◆ **YOUR TASK**
Would you transcribe all of the data exactly, down to the last character?
= = = = =
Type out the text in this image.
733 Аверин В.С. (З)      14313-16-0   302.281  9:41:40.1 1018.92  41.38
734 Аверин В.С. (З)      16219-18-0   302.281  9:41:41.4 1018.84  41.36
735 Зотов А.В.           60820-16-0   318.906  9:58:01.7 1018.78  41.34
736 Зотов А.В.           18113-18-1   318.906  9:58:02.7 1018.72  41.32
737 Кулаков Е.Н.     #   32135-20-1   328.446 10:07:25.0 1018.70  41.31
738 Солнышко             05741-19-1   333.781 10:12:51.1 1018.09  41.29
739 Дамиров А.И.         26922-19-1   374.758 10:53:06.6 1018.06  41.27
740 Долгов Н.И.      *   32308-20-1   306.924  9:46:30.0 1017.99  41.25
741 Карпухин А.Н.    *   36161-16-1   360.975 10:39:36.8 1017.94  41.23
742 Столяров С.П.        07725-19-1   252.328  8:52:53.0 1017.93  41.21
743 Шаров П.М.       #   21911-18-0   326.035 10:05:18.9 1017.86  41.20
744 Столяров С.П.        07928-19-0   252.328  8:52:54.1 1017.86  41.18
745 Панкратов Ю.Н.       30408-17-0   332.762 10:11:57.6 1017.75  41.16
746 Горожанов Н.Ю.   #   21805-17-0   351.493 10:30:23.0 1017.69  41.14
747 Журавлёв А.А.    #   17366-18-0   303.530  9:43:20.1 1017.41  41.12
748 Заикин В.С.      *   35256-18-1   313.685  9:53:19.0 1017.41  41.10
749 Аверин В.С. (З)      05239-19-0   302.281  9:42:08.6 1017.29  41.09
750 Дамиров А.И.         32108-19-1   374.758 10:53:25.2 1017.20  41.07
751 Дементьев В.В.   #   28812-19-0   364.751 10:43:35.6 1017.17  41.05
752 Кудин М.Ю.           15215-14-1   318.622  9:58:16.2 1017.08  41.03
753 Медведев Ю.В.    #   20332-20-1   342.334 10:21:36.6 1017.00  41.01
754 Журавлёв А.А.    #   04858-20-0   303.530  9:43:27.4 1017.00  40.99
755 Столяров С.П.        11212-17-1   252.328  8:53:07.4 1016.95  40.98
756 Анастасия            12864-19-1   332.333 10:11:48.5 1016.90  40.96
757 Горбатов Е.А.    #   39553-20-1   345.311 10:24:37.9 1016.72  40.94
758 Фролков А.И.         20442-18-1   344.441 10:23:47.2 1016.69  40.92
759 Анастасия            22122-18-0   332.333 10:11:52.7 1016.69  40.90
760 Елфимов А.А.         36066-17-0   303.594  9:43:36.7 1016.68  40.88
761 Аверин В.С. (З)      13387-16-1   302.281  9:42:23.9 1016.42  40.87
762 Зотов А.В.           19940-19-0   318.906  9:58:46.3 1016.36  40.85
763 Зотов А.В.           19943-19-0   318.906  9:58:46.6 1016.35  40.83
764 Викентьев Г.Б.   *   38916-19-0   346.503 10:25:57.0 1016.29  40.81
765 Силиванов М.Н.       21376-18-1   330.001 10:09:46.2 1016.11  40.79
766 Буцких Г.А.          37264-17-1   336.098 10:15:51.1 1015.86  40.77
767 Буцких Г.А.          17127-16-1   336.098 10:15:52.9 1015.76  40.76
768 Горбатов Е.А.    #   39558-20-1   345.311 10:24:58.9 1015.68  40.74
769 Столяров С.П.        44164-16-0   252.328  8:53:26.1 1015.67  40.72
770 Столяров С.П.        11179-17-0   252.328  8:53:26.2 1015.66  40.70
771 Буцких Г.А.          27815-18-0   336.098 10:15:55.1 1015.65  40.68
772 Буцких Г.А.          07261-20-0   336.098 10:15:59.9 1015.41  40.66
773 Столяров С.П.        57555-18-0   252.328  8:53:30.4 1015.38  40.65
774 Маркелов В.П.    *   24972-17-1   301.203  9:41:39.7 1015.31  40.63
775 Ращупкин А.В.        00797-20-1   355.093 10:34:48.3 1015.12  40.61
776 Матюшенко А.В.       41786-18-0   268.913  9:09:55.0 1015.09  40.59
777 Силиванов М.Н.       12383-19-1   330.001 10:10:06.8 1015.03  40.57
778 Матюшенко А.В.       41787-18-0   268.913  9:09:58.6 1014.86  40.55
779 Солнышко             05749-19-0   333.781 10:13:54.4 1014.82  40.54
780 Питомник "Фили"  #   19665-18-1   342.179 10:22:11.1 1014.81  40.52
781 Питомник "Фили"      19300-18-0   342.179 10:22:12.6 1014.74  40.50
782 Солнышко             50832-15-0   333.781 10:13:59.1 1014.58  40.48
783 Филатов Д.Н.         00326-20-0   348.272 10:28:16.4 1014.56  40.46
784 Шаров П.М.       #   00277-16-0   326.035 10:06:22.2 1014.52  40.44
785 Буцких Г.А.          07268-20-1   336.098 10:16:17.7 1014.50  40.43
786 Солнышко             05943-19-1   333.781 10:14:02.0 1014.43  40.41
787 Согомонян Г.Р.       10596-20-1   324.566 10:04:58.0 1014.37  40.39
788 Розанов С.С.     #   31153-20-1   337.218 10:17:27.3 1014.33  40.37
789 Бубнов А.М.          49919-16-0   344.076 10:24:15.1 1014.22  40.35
= = = = =
◆ **WRITTEN RESPONSE**
Type out the text in this image.
733 Аверин В.С. (З)      14313-16-0   302.281  9:41:40.1 1018.92  41.38
734 Аверин В.С. (З)      16219-18-0   302.281  9:41:41.4 1018.84  41.36
735 Зотов А.В.           60820-16-0   318.906  9:58:01.7 1018.78  41.34
736 Зотов А.В.           18113-18-1   318.906  9:58:02.7 1018.72  41.32
737 Кулаков Е.Н.     #   32135-20-1   328.446 10:07:25.0 1018.70  41.31
738 Солнышко             05741-19-1   333.781 10:12:51.1 1018.09  41.29
739 Дамиров А.И.         26922-19-1   374.758 10:53:06.6 1018.06  41.27
740 Долгов Н.И.      *   32308-20-1   306.924  9:46:30.0 1017.99  41.25
741 Карпухин А.Н.    *   36161-16-1   360.975 10:39:36.8 1017.94  41.23
742 Столяров С.П.        07725-19-1   252.328  8:52:53.0 1017.93  41.21
743 Шаров П.М.       #   21911-18-0   326.035 10:05:18.9 1017.86  41.20
744 Столяров С.П.        07928-19-0   252.328  8:52:54.1 1017.86  41.18
745 Панкратов Ю.Н.       30408-17-0   332.762 10:11:57.6 1017.75  41.16
746 Горожанов Н.Ю.   #   21805-17-0   351.493 10:30:23.0 1017.69  41.14
747 Журавлёв А.А.    #   17366-18-0   303.530  9:43:20.1 1017.41  41.12
748 Заикин В.С.      *   35256-18-1   313.685  9:53:19.0 1017.41  41.10
749 Аверин В.С. (З)      05239-19-0   302.281  9:42:08.6 1017.29  41.09
750 Дамиров А.И.         32108-19-1   374.758 10:53:25.2 1017.20  41.07
751 Дементьев В.В.   #   28812-19-0   364.751 10:43:35.6 1017.17  41.05
752 Кудин М.Ю.           15215-14-1   318.622  9:58:16.2 1017.08  41.03
753 Медведев Ю.В.    #   20332-20-1   342.334 10:21:36.6 1017.00  41.01
754 Журавлёв А.А.    #   04858-20-0   303.530  9:43:27.4 1017.00  40.99
755 Столяров С.П.        11212-17-1   252.328  8:53:07.4 1016.95  40.98
756 Анастасия            12864-19-1   332.333 10:11:48.5 1016.90  40.96
757 Горбатов Е.А.    #   39553-20-1   345.311 10:24:37.9 1016.72  40.94
758 Фролков А.И.         20442-18-1   344.441 10:23:47.2 1016.69  40.92
759 Анастасия            22122-18-0   332.333 10:11:52.7 1016.69  40.90
760 Елфимов А.А.         36066-17-0   303.594  9:43:36.7 1016.68  40.88
761 Аверин В.С. (З)      13387-16-1   302.281  9:42:23.9 1016.42  40.87
762 Зотов А.В.           19940-19-0   318.906  9:58:46.3 1016.36  40.85
763 Зотов А.В.           19943-19-0   318.906  9:58:46.6 1016.35  40.83
764 Викентьев Г.Б.   *   38916-19-0   346.503 10:25:57.0 1016.29  40.81
765 Силиванов М.Н.       21376-18-1   330.001 10:09:46.2 1016.11  40.79
766 Буцких Г.А.          37264-17-1   336.098 10:15:51.1 1015.86  40.77
767 Буцких Г.А.          17127-16-1   336.098 10:15:52.9 1015.76  40.76
768 Горбатов Е.А.    #   39558-20-1   345.311 10:24:58.9 1015.68  40.74
769 Столяров С.П.        44164-16-0   252.328  8:53:26.1 1015.67  40.72
770 Столяров С.П.        11179-17-0   252.328  8:53:26.2 1015.66  40.70
771 Буцких Г.А.          27815-18-0   336.098 10:15:55.1 1015.65  40.68
772 Буцких Г.А.          07261-20-0   336.098 10:15:59.9 1015.41  40.66
773 Столяров С.П.        57555-18-0   252.328  8:53:30.4 1015.38  40.65
774 Маркелов В.П.    *   24972-17-1   301.203  9:41:39.7 1015.31  40.63
775 Ращупкин А.В.        00797-20-1   355.093 10:34:48.3 1015.12  40.61
776 Матюшенко А.В.       41786-18-0   268.913  9:09:55.0 1015.09  40.59
777 Силиванов М.Н.       12383-19-1   330.001 10:10:06.8 1015.03  40.57
778 Матюшенко А.В.       41787-18-0   268.913  9:09:58.6 1014.86  40.55
779 Солнышко             05749-19-0   333.781 10:13:54.4 1014.82  40.54
780 Питомник "Фили"  #   19665-18-1   342.179 10:22:11.1 1014.81  40.52
781 Питомник "Фили"      19300-18-0   342.179 10:22:12.6 1014.74  40.50
782 Солнышко             50832-15-0   333.781 10:13:59.1 1014.58  40.48
783 Филатов Д.Н.         00326-20-0   348.272 10:28:16.4 1014.56  40.46
784 Шаров П.М.       #   00277-16-0   326.035 10:06:22.2 1014.52  40.44
785 Буцких Г.А.          07268-20-1   336.098 10:16:17.7 1014.50  40.43
786 Солнышко             05943-19-1   333.781 10:14:02.0 1014.43  40.41
787 Согомонян Г.Р.       10596-20-1   324.566 10:04:58.0 1014.37  40.39
788 Розанов С.С.     #   31153-20-1   337.218 10:17:27.3 1014.33  40.37
789 Бубнов А.М.          49919-16-0   344.076 10:24:15.1 1014.22  40.35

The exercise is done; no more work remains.